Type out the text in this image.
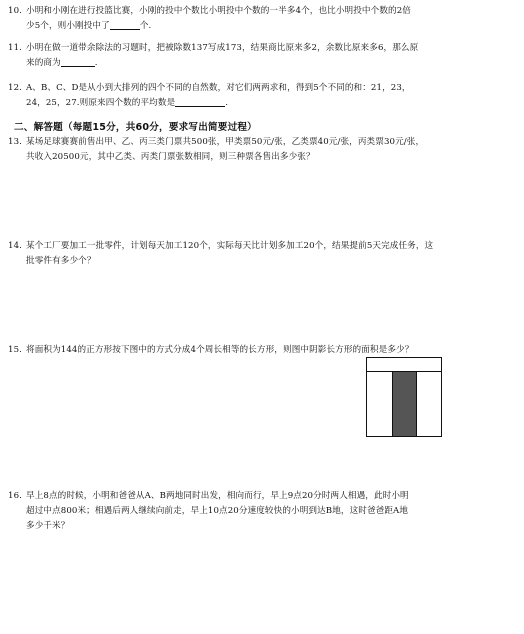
10. 小明和小刚在进行投篮比赛，小刚的投中个数比小明投中个数的一半多4个，也比小明投中个数的2倍
少5个，则小刚投中了	个.
11. 小明在做一道带余除法的习题时，把被除数137写成173，结果商比原来多2，余数比原来多6，那么原
来的商为	.
12. A、B、C、D是从小到大排列的四个不同的自然数，对它们两两求和，得到5个不同的和：21，23，
24，25，27.则原来四个数的平均数是	.
二、解答题（每题15分，共60分，要求写出简要过程）
13. 某场足球赛赛前售出甲、乙、丙三类门票共500张，甲类票50元/张，乙类票40元/张，丙类票30元/张，
共收入20500元，其中乙类、丙类门票张数相同，则三种票各售出多少张？
14. 某个工厂要加工一批零件，计划每天加工120个，实际每天比计划多加工20个，结果提前5天完成任务，这
批零件有多少个？
15. 将面积为144的正方形按下图中的方式分成4个周长相等的长方形，则图中阴影长方形的面积是多少？
16. 早上8点的时候，小明和爸爸从A、B两地同时出发，相向而行，早上9点20分时两人相遇，此时小明
超过中点800米；相遇后两人继续向前走，早上10点20分速度较快的小明到达B地，这时爸爸距A地
多少千米？
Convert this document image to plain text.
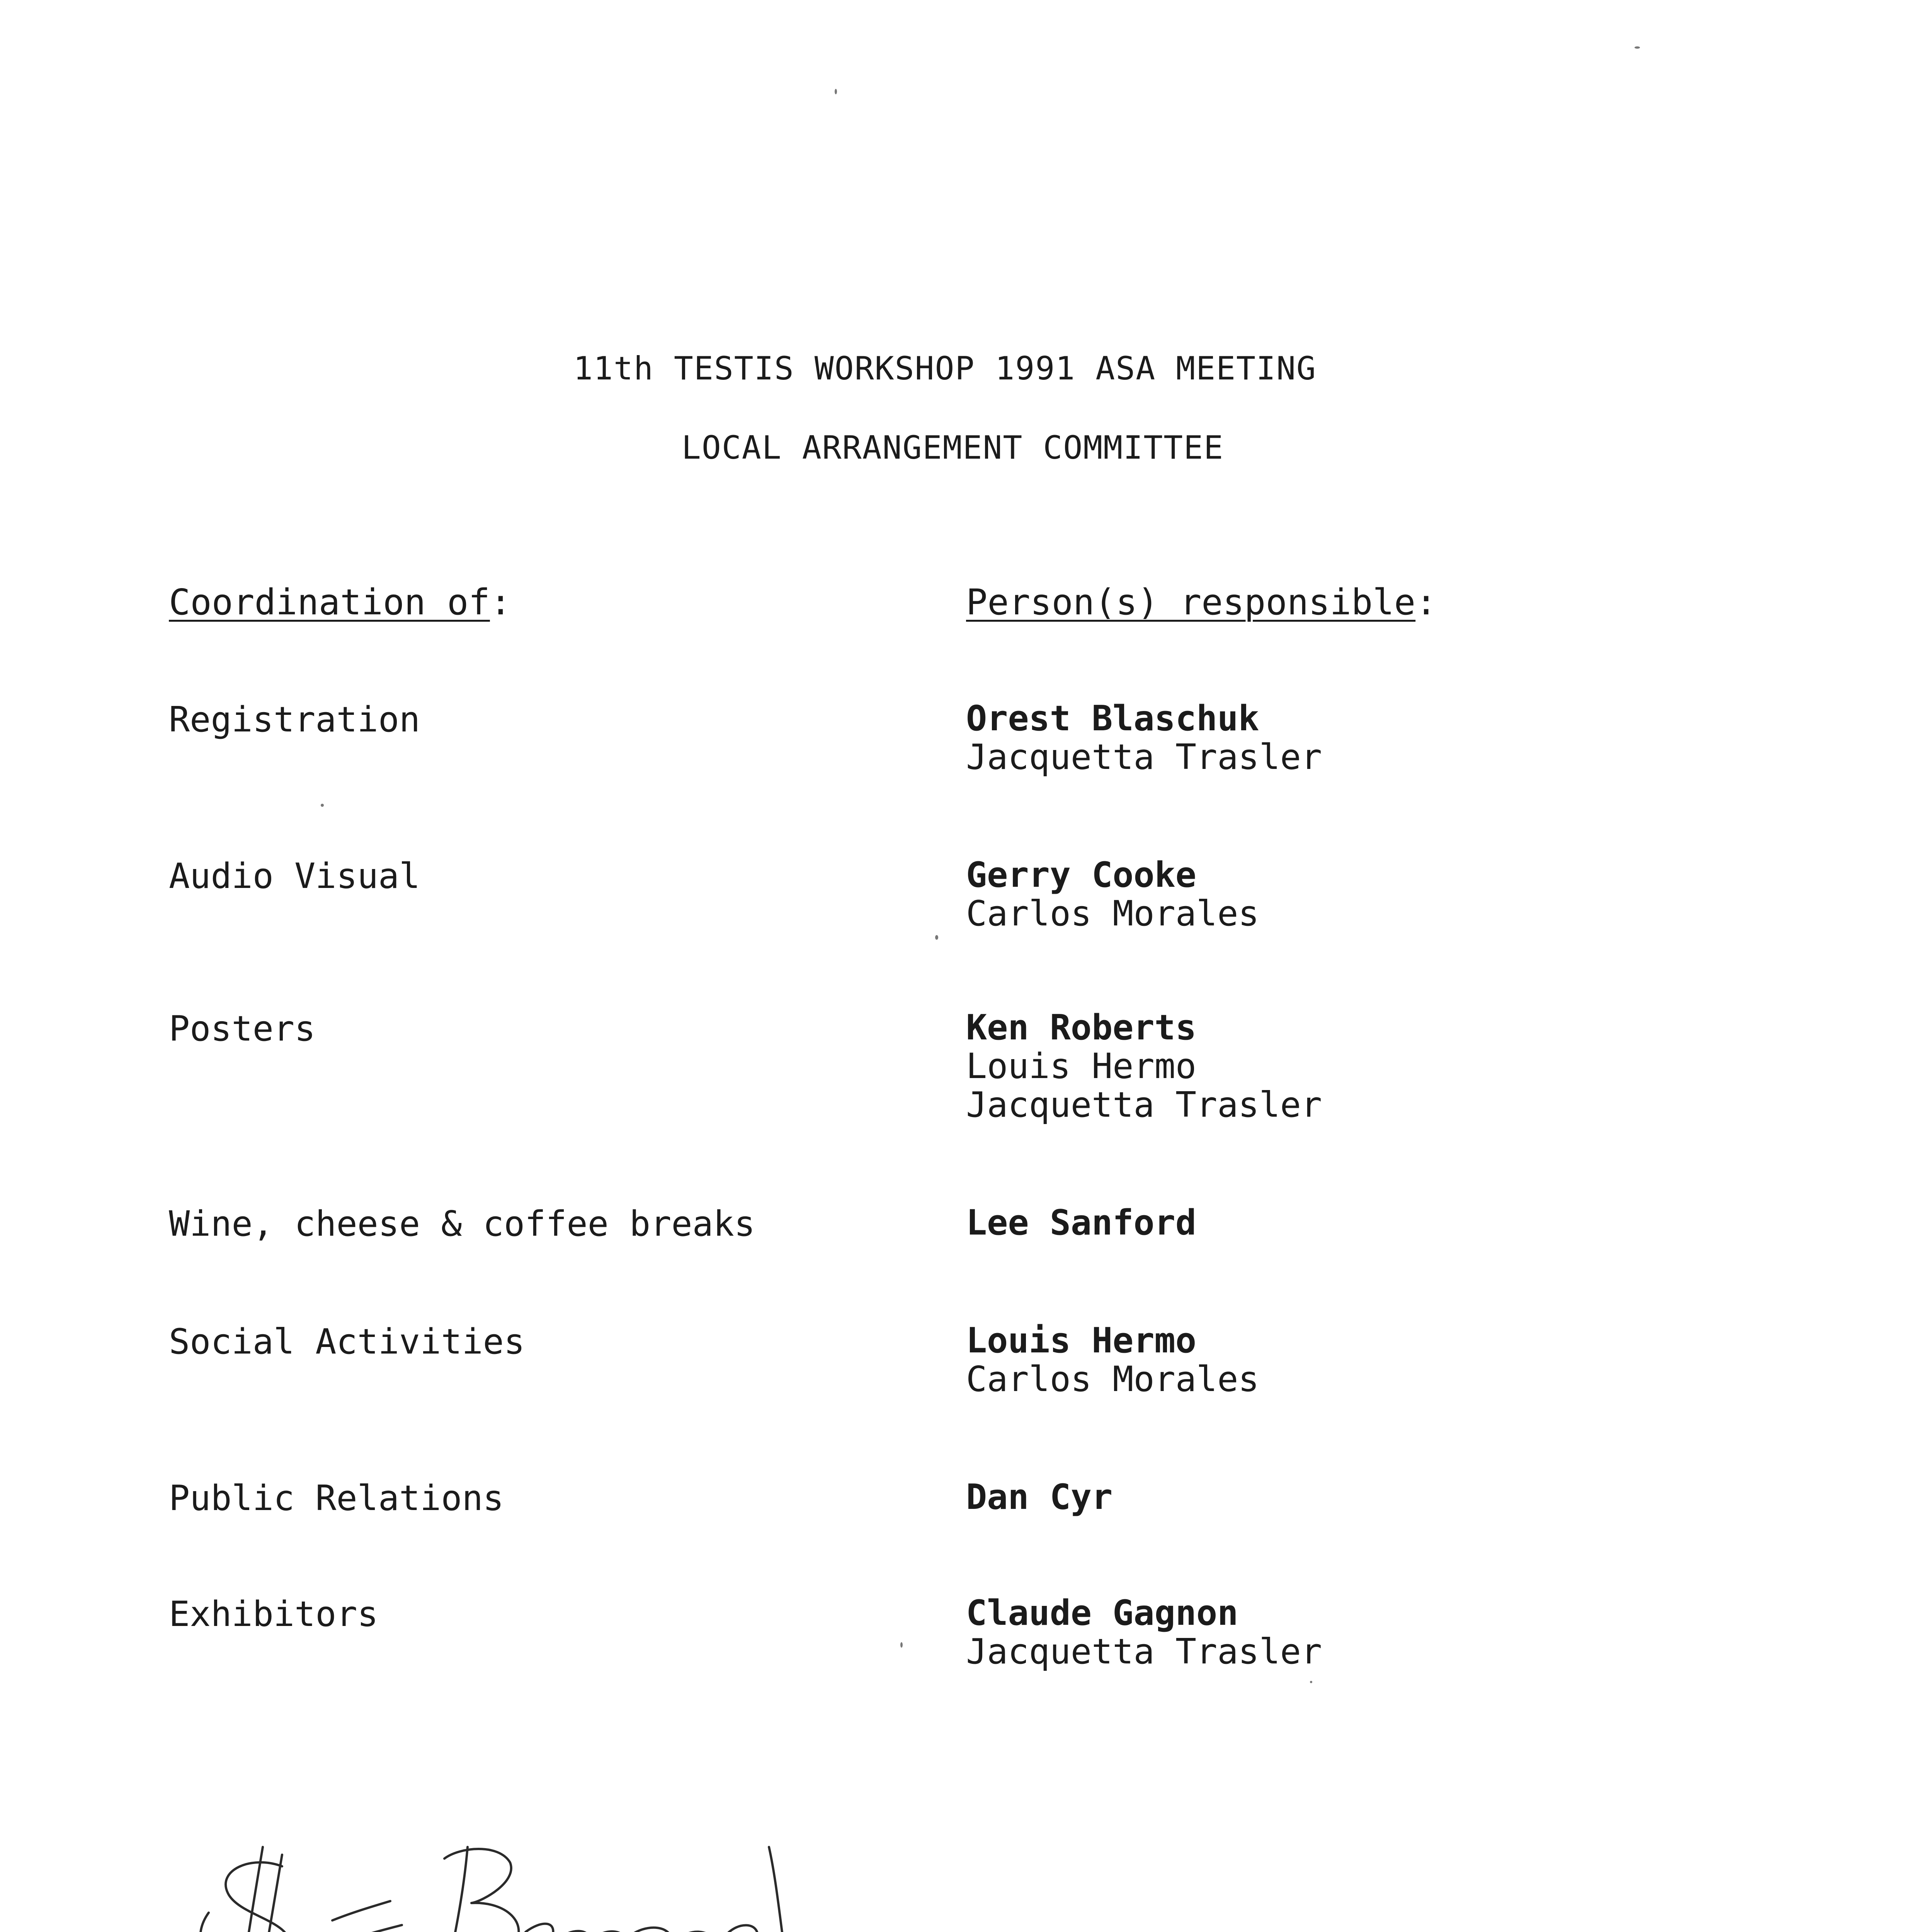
11th TESTIS WORKSHOP 1991 ASA MEETING
LOCAL ARRANGEMENT COMMITTEE
Coordination of:	Person(s) responsible:
Registration	Orest Blaschuk
Jacquetta Trasler
Audio Visual	Gerry Cooke
Carlos Morales
Posters	Ken Roberts
Louis Hermo
Jacquetta Trasler
Wine, cheese & coffee breaks	Lee Sanford
Social Activities	Louis Hermo
Carlos Morales
Public Relations	Dan Cyr
Exhibitors	Claude Gagnon
Jacquetta Trasler
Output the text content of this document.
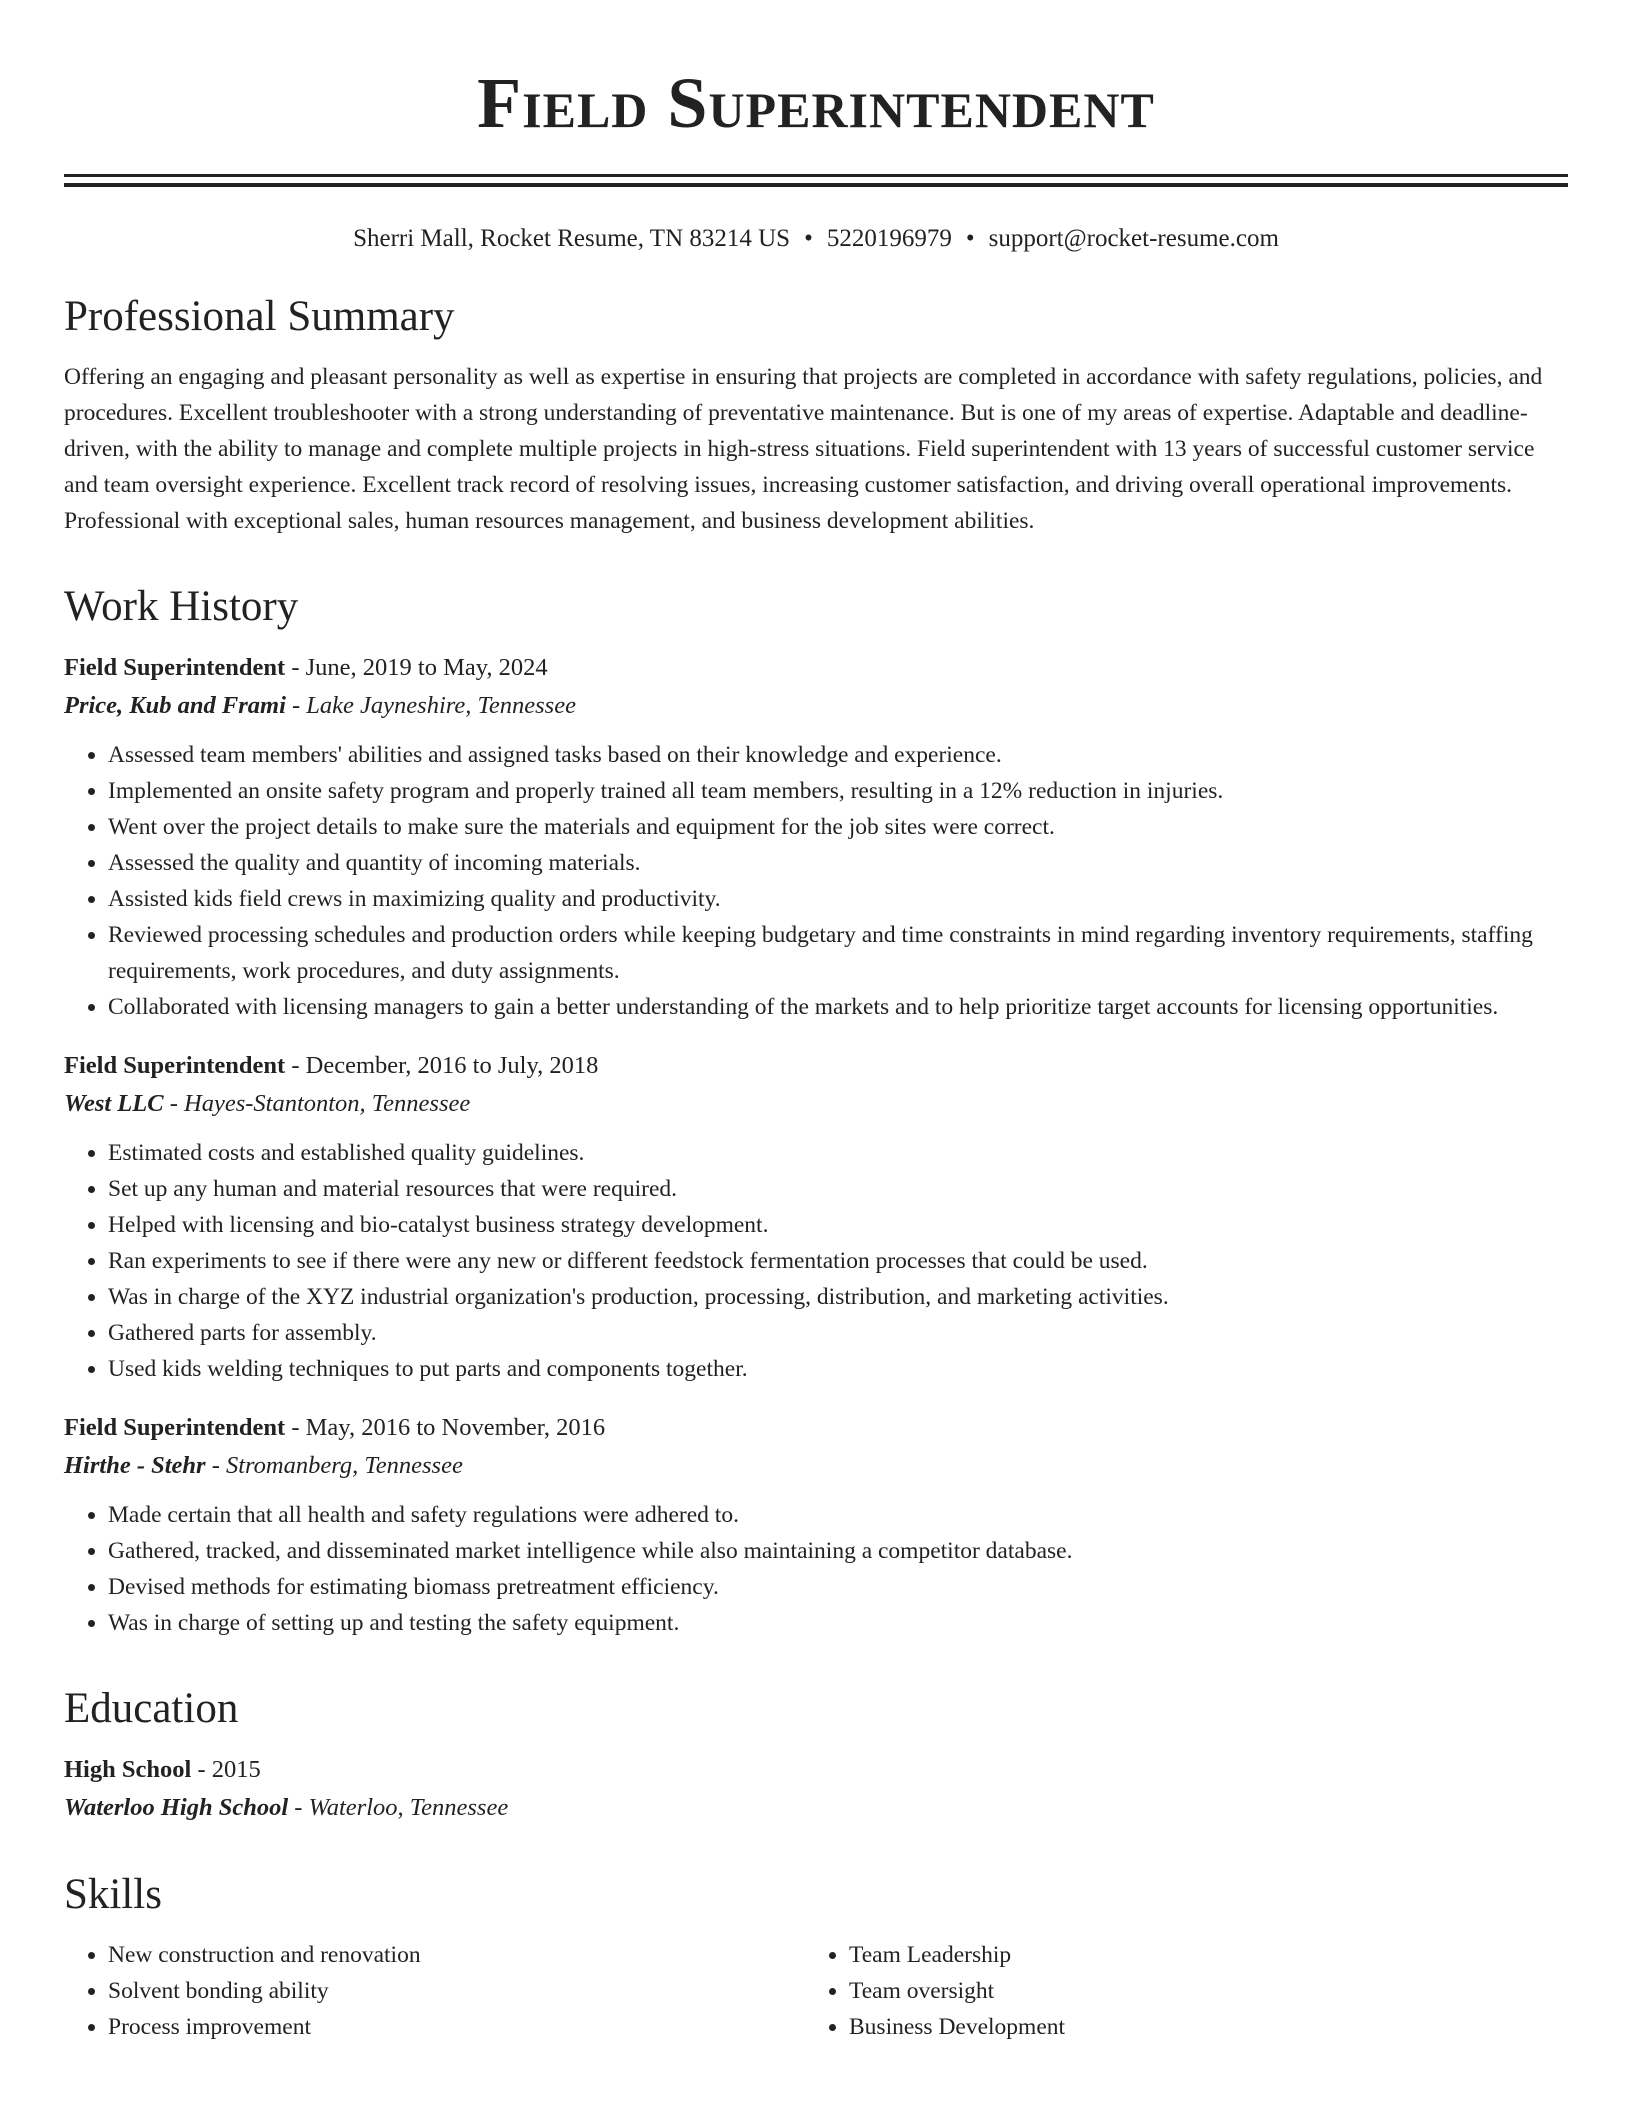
Field Superintendent
Sherri Mall, Rocket Resume, TN 83214 US • 5220196979 • support@rocket-resume.com
Professional Summary

Offering an engaging and pleasant personality as well as expertise in ensuring that projects are completed in accordance with safety regulations, policies, and procedures. Excellent troubleshooter with a strong understanding of preventative maintenance. But is one of my areas of expertise. Adaptable and deadline-driven, with the ability to manage and complete multiple projects in high-stress situations. Field superintendent with 13 years of successful customer service and team oversight experience. Excellent track record of resolving issues, increasing customer satisfaction, and driving overall operational improvements. Professional with exceptional sales, human resources management, and business development abilities.

Work History
Field Superintendent - June, 2019 to May, 2024
Price, Kub and Frami - Lake Jayneshire, Tennessee
• Assessed team members' abilities and assigned tasks based on their knowledge and experience.
• Implemented an onsite safety program and properly trained all team members, resulting in a 12% reduction in injuries.
• Went over the project details to make sure the materials and equipment for the job sites were correct.
• Assessed the quality and quantity of incoming materials.
• Assisted kids field crews in maximizing quality and productivity.
• Reviewed processing schedules and production orders while keeping budgetary and time constraints in mind regarding inventory requirements, staffing requirements, work procedures, and duty assignments.
• Collaborated with licensing managers to gain a better understanding of the markets and to help prioritize target accounts for licensing opportunities.
Field Superintendent - December, 2016 to July, 2018
West LLC - Hayes-Stantonton, Tennessee
• Estimated costs and established quality guidelines.
• Set up any human and material resources that were required.
• Helped with licensing and bio-catalyst business strategy development.
• Ran experiments to see if there were any new or different feedstock fermentation processes that could be used.
• Was in charge of the XYZ industrial organization's production, processing, distribution, and marketing activities.
• Gathered parts for assembly.
• Used kids welding techniques to put parts and components together.
Field Superintendent - May, 2016 to November, 2016
Hirthe - Stehr - Stromanberg, Tennessee
• Made certain that all health and safety regulations were adhered to.
• Gathered, tracked, and disseminated market intelligence while also maintaining a competitor database.
• Devised methods for estimating biomass pretreatment efficiency.
• Was in charge of setting up and testing the safety equipment.
Education
High School - 2015
Waterloo High School - Waterloo, Tennessee
Skills
• New construction and renovation
• Solvent bonding ability
• Process improvement
• Team Leadership
• Team oversight
• Business Development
━━━━━━━━━━━━━━━━━━━━━━━━━━━━━━
#### TO DO:
Every record above should be written out again without change, except that the pictures are left out.

#### FINAL ANSWER:
Type out the text in this image.
10. 小明和小刚在进行投篮比赛，小刚的投中个数比小明投中个数的一半多4个，也比小明投中个数的2倍
少5个，则小刚投中了	个.
11. 小明在做一道带余除法的习题时，把被除数137写成173，结果商比原来多2，余数比原来多6，那么原
来的商为	.
12. A、B、C、D是从小到大排列的四个不同的自然数，对它们两两求和，得到5个不同的和：21，23，
24，25，27.则原来四个数的平均数是	.
二、解答题（每题15分，共60分，要求写出简要过程）
13. 某场足球赛赛前售出甲、乙、丙三类门票共500张，甲类票50元/张，乙类票40元/张，丙类票30元/张，
共收入20500元，其中乙类、丙类门票张数相同，则三种票各售出多少张？
14. 某个工厂要加工一批零件，计划每天加工120个，实际每天比计划多加工20个，结果提前5天完成任务，这
批零件有多少个？
15. 将面积为144的正方形按下图中的方式分成4个周长相等的长方形，则图中阴影长方形的面积是多少？
16. 早上8点的时候，小明和爸爸从A、B两地同时出发，相向而行，早上9点20分时两人相遇，此时小明
超过中点800米；相遇后两人继续向前走，早上10点20分速度较快的小明到达B地，这时爸爸距A地
多少千米？
Convert this document image to plain text.
11th TESTIS WORKSHOP 1991 ASA MEETING
LOCAL ARRANGEMENT COMMITTEE
Coordination of:	Person(s) responsible:
Registration	Orest Blaschuk
Jacquetta Trasler
Audio Visual	Gerry Cooke
Carlos Morales
Posters	Ken Roberts
Louis Hermo
Jacquetta Trasler
Wine, cheese & coffee breaks	Lee Sanford
Social Activities	Louis Hermo
Carlos Morales
Public Relations	Dan Cyr
Exhibitors	Claude Gagnon
Jacquetta Trasler
Output the text content of this document.
Field Superintendent
Sherri Mall, Rocket Resume, TN 83214 US • 5220196979 • support@rocket-resume.com
Professional Summary

Offering an engaging and pleasant personality as well as expertise in ensuring that projects are completed in accordance with safety regulations, policies, and procedures. Excellent troubleshooter with a strong understanding of preventative maintenance. But is one of my areas of expertise. Adaptable and deadline-driven, with the ability to manage and complete multiple projects in high-stress situations. Field superintendent with 13 years of successful customer service and team oversight experience. Excellent track record of resolving issues, increasing customer satisfaction, and driving overall operational improvements. Professional with exceptional sales, human resources management, and business development abilities.

Work History
Field Superintendent - June, 2019 to May, 2024
Price, Kub and Frami - Lake Jayneshire, Tennessee
• Assessed team members' abilities and assigned tasks based on their knowledge and experience.
• Implemented an onsite safety program and properly trained all team members, resulting in a 12% reduction in injuries.
• Went over the project details to make sure the materials and equipment for the job sites were correct.
• Assessed the quality and quantity of incoming materials.
• Assisted kids field crews in maximizing quality and productivity.
• Reviewed processing schedules and production orders while keeping budgetary and time constraints in mind regarding inventory requirements, staffing requirements, work procedures, and duty assignments.
• Collaborated with licensing managers to gain a better understanding of the markets and to help prioritize target accounts for licensing opportunities.
Field Superintendent - December, 2016 to July, 2018
West LLC - Hayes-Stantonton, Tennessee
• Estimated costs and established quality guidelines.
• Set up any human and material resources that were required.
• Helped with licensing and bio-catalyst business strategy development.
• Ran experiments to see if there were any new or different feedstock fermentation processes that could be used.
• Was in charge of the XYZ industrial organization's production, processing, distribution, and marketing activities.
• Gathered parts for assembly.
• Used kids welding techniques to put parts and components together.
Field Superintendent - May, 2016 to November, 2016
Hirthe - Stehr - Stromanberg, Tennessee
• Made certain that all health and safety regulations were adhered to.
• Gathered, tracked, and disseminated market intelligence while also maintaining a competitor database.
• Devised methods for estimating biomass pretreatment efficiency.
• Was in charge of setting up and testing the safety equipment.
Education
High School - 2015
Waterloo High School - Waterloo, Tennessee
Skills
• New construction and renovation
• Solvent bonding ability
• Process improvement
• Team Leadership
• Team oversight
• Business Development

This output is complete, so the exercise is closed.